SUPPLIED MATERIAL ->
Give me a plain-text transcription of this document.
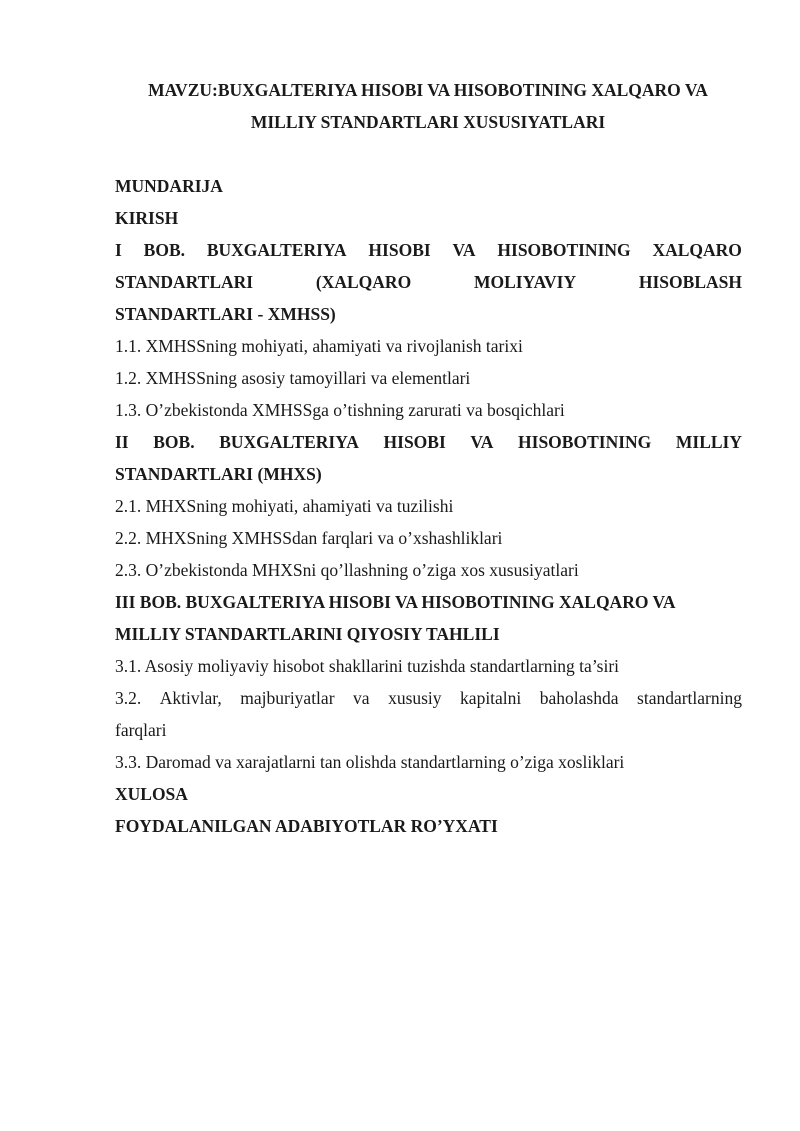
MAVZU:BUXGALTERIYA HISOBI VA HISOBOTINING XALQARO VA
MILLIY STANDARTLARI XUSUSIYATLARI
MUNDARIJA
KIRISH
I BOB. BUXGALTERIYA HISOBI VA HISOBOTINING XALQARO
STANDARTLARI	(XALQARO	MOLIYAVIY	HISOBLASH
STANDARTLARI - XMHSS)
1.1. XMHSSning mohiyati, ahamiyati va rivojlanish tarixi
1.2. XMHSSning asosiy tamoyillari va elementlari
1.3. O’zbekistonda XMHSSga o’tishning zarurati va bosqichlari
II BOB. BUXGALTERIYA HISOBI VA HISOBOTINING MILLIY
STANDARTLARI (MHXS)
2.1. MHXSning mohiyati, ahamiyati va tuzilishi
2.2. MHXSning XMHSSdan farqlari va o’xshashliklari
2.3. O’zbekistonda MHXSni qo’llashning o’ziga xos xususiyatlari
III BOB. BUXGALTERIYA HISOBI VA HISOBOTINING XALQARO VA
MILLIY STANDARTLARINI QIYOSIY TAHLILI
3.1. Asosiy moliyaviy hisobot shakllarini tuzishda standartlarning ta’siri
3.2. Aktivlar, majburiyatlar va xususiy kapitalni baholashda standartlarning
farqlari
3.3. Daromad va xarajatlarni tan olishda standartlarning o’ziga xosliklari
XULOSA
FOYDALANILGAN ADABIYOTLAR RO’YXATI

WHAT IS ASKED -> Report all lines of the material that contain the word "MILLIY".

WORKED SOLUTION ->
MILLIY STANDARTLARI XUSUSIYATLARI
II BOB. BUXGALTERIYA HISOBI VA HISOBOTINING MILLIY
MILLIY STANDARTLARINI QIYOSIY TAHLILI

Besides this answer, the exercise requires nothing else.